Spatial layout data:
◆ ◆ ◆

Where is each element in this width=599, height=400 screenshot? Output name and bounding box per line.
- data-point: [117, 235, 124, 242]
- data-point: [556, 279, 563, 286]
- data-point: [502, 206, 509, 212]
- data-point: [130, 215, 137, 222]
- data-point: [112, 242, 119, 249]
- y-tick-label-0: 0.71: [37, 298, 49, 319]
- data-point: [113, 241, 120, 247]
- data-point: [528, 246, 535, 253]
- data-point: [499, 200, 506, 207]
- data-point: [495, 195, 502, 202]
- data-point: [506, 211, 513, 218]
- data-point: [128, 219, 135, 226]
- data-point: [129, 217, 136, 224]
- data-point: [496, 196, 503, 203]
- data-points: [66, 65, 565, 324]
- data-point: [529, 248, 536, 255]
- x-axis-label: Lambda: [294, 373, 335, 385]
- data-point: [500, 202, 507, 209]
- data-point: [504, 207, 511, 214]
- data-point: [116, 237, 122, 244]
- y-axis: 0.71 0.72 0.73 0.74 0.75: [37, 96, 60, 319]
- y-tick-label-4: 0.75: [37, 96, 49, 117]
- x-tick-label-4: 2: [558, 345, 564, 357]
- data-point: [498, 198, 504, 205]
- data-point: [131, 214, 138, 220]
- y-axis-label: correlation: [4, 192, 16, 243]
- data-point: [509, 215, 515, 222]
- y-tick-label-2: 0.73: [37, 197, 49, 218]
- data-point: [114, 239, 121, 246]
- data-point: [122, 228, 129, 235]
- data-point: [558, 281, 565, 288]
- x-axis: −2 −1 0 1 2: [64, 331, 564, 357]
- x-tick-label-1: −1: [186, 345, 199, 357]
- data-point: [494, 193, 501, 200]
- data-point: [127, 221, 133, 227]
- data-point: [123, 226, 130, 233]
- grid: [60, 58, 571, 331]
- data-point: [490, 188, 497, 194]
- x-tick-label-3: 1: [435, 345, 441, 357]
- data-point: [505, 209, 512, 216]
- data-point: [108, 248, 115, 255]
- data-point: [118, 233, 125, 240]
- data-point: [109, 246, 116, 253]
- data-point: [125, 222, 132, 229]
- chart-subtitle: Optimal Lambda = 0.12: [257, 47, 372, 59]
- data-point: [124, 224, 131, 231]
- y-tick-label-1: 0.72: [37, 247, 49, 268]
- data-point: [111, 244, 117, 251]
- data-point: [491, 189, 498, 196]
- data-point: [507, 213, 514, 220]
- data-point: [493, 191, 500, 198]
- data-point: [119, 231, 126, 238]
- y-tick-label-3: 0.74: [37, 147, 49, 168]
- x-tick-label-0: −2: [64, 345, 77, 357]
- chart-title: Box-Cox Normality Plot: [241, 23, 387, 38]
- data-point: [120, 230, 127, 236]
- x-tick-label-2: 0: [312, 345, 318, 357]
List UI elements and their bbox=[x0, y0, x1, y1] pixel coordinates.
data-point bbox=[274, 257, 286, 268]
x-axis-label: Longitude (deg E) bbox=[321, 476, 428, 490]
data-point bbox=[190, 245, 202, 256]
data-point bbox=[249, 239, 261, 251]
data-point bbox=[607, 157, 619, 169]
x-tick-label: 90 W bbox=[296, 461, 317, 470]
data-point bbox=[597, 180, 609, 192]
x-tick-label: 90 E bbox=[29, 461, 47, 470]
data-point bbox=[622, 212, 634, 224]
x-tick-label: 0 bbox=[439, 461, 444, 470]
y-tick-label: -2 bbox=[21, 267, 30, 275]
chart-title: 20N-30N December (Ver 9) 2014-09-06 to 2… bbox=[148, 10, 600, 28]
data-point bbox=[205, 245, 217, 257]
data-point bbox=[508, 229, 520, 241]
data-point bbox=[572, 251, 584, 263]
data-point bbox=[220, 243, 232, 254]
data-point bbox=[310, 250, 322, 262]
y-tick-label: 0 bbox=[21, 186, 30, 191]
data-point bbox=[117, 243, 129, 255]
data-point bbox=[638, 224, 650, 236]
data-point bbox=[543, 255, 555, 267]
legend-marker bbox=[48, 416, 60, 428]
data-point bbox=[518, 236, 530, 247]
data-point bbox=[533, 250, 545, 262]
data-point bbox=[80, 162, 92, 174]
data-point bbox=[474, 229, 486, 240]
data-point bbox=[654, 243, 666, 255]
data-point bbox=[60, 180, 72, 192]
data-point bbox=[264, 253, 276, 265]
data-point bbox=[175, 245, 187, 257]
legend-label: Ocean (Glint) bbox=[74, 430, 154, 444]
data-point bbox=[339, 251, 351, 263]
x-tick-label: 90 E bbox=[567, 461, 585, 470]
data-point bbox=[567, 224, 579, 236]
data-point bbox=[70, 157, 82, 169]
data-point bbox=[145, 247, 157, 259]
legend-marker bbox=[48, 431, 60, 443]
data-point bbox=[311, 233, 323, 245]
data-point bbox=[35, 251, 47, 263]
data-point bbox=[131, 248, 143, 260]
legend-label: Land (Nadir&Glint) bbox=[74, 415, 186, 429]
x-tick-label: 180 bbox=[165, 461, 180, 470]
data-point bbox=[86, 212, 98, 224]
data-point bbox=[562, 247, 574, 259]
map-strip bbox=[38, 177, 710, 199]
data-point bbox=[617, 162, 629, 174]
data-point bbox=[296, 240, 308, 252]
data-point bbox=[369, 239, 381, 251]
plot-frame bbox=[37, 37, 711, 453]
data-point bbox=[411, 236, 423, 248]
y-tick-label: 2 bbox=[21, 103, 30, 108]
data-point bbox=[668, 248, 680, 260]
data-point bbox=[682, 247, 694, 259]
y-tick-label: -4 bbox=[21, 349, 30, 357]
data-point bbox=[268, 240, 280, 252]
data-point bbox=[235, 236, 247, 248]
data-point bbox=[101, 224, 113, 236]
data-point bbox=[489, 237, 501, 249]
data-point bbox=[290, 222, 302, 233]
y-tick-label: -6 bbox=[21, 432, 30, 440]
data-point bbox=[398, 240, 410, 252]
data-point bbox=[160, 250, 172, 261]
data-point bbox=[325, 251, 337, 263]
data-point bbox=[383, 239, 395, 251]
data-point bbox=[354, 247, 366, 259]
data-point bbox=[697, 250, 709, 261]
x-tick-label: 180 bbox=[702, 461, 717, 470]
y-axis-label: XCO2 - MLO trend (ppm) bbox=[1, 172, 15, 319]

◆ ◆ ◆

Copy out every one of these items word for word.

Where is each element in this width=599, height=400 screenshot? Output name and bounding box per line.
- data-point: [117, 235, 124, 242]
- data-point: [556, 279, 563, 286]
- data-point: [502, 206, 509, 212]
- data-point: [130, 215, 137, 222]
- data-point: [112, 242, 119, 249]
- y-tick-label-0: 0.71: [37, 298, 49, 319]
- data-point: [113, 241, 120, 247]
- data-point: [528, 246, 535, 253]
- data-point: [499, 200, 506, 207]
- data-point: [495, 195, 502, 202]
- data-point: [506, 211, 513, 218]
- data-point: [128, 219, 135, 226]
- data-point: [129, 217, 136, 224]
- data-point: [496, 196, 503, 203]
- data-points: [66, 65, 565, 324]
- data-point: [529, 248, 536, 255]
- x-axis-label: Lambda: [294, 373, 335, 385]
- data-point: [500, 202, 507, 209]
- data-point: [504, 207, 511, 214]
- data-point: [116, 237, 122, 244]
- y-axis: 0.71 0.72 0.73 0.74 0.75: [37, 96, 60, 319]
- y-tick-label-4: 0.75: [37, 96, 49, 117]
- x-tick-label-4: 2: [558, 345, 564, 357]
- data-point: [498, 198, 504, 205]
- data-point: [131, 214, 138, 220]
- y-axis-label: correlation: [4, 192, 16, 243]
- data-point: [509, 215, 515, 222]
- y-tick-label-2: 0.73: [37, 197, 49, 218]
- data-point: [114, 239, 121, 246]
- data-point: [122, 228, 129, 235]
- data-point: [558, 281, 565, 288]
- x-axis: −2 −1 0 1 2: [64, 331, 564, 357]
- x-tick-label-1: −1: [186, 345, 199, 357]
- data-point: [494, 193, 501, 200]
- data-point: [127, 221, 133, 227]
- data-point: [123, 226, 130, 233]
- grid: [60, 58, 571, 331]
- data-point: [490, 188, 497, 194]
- x-tick-label-3: 1: [435, 345, 441, 357]
- data-point: [505, 209, 512, 216]
- data-point: [108, 248, 115, 255]
- data-point: [118, 233, 125, 240]
- data-point: [109, 246, 116, 253]
- data-point: [125, 222, 132, 229]
- chart-subtitle: Optimal Lambda = 0.12: [257, 47, 372, 59]
- data-point: [124, 224, 131, 231]
- y-tick-label-1: 0.72: [37, 247, 49, 268]
- data-point: [111, 244, 117, 251]
- data-point: [491, 189, 498, 196]
- data-point: [507, 213, 514, 220]
- data-point: [493, 191, 500, 198]
- data-point: [119, 231, 126, 238]
- y-tick-label-3: 0.74: [37, 147, 49, 168]
- x-tick-label-0: −2: [64, 345, 77, 357]
- chart-title: Box-Cox Normality Plot: [241, 23, 387, 38]
- data-point: [120, 230, 127, 236]
- x-tick-label-2: 0: [312, 345, 318, 357]
List UI elements and their bbox=[x0, y0, x1, y1] pixel coordinates.
data-point bbox=[274, 257, 286, 268]
x-axis-label: Longitude (deg E) bbox=[321, 476, 428, 490]
data-point bbox=[190, 245, 202, 256]
data-point bbox=[249, 239, 261, 251]
data-point bbox=[607, 157, 619, 169]
x-tick-label: 90 W bbox=[296, 461, 317, 470]
data-point bbox=[597, 180, 609, 192]
x-tick-label: 90 E bbox=[29, 461, 47, 470]
data-point bbox=[622, 212, 634, 224]
x-tick-label: 0 bbox=[439, 461, 444, 470]
y-tick-label: -2 bbox=[21, 267, 30, 275]
chart-title: 20N-30N December (Ver 9) 2014-09-06 to 2… bbox=[148, 10, 600, 28]
data-point bbox=[205, 245, 217, 257]
data-point bbox=[508, 229, 520, 241]
data-point bbox=[572, 251, 584, 263]
data-point bbox=[220, 243, 232, 254]
data-point bbox=[310, 250, 322, 262]
y-tick-label: 0 bbox=[21, 186, 30, 191]
data-point bbox=[117, 243, 129, 255]
data-point bbox=[638, 224, 650, 236]
data-point bbox=[543, 255, 555, 267]
legend-marker bbox=[48, 416, 60, 428]
data-point bbox=[518, 236, 530, 247]
data-point bbox=[533, 250, 545, 262]
data-point bbox=[80, 162, 92, 174]
data-point bbox=[474, 229, 486, 240]
data-point bbox=[654, 243, 666, 255]
data-point bbox=[60, 180, 72, 192]
data-point bbox=[264, 253, 276, 265]
data-point bbox=[175, 245, 187, 257]
legend-label: Ocean (Glint) bbox=[74, 430, 154, 444]
data-point bbox=[339, 251, 351, 263]
x-tick-label: 90 E bbox=[567, 461, 585, 470]
data-point bbox=[567, 224, 579, 236]
data-point bbox=[70, 157, 82, 169]
data-point bbox=[145, 247, 157, 259]
legend-marker bbox=[48, 431, 60, 443]
data-point bbox=[311, 233, 323, 245]
data-point bbox=[35, 251, 47, 263]
data-point bbox=[131, 248, 143, 260]
legend-label: Land (Nadir&Glint) bbox=[74, 415, 186, 429]
x-tick-label: 180 bbox=[165, 461, 180, 470]
data-point bbox=[86, 212, 98, 224]
data-point bbox=[562, 247, 574, 259]
map-strip bbox=[38, 177, 710, 199]
data-point bbox=[617, 162, 629, 174]
data-point bbox=[296, 240, 308, 252]
data-point bbox=[369, 239, 381, 251]
plot-frame bbox=[37, 37, 711, 453]
data-point bbox=[411, 236, 423, 248]
y-tick-label: 2 bbox=[21, 103, 30, 108]
data-point bbox=[668, 248, 680, 260]
data-point bbox=[682, 247, 694, 259]
y-tick-label: -4 bbox=[21, 349, 30, 357]
data-point bbox=[268, 240, 280, 252]
data-point bbox=[235, 236, 247, 248]
data-point bbox=[101, 224, 113, 236]
data-point bbox=[489, 237, 501, 249]
data-point bbox=[290, 222, 302, 233]
y-tick-label: -6 bbox=[21, 432, 30, 440]
data-point bbox=[398, 240, 410, 252]
data-point bbox=[160, 250, 172, 261]
data-point bbox=[325, 251, 337, 263]
data-point bbox=[383, 239, 395, 251]
data-point bbox=[354, 247, 366, 259]
data-point bbox=[697, 250, 709, 261]
x-tick-label: 180 bbox=[702, 461, 717, 470]
y-axis-label: XCO2 - MLO trend (ppm) bbox=[1, 172, 15, 319]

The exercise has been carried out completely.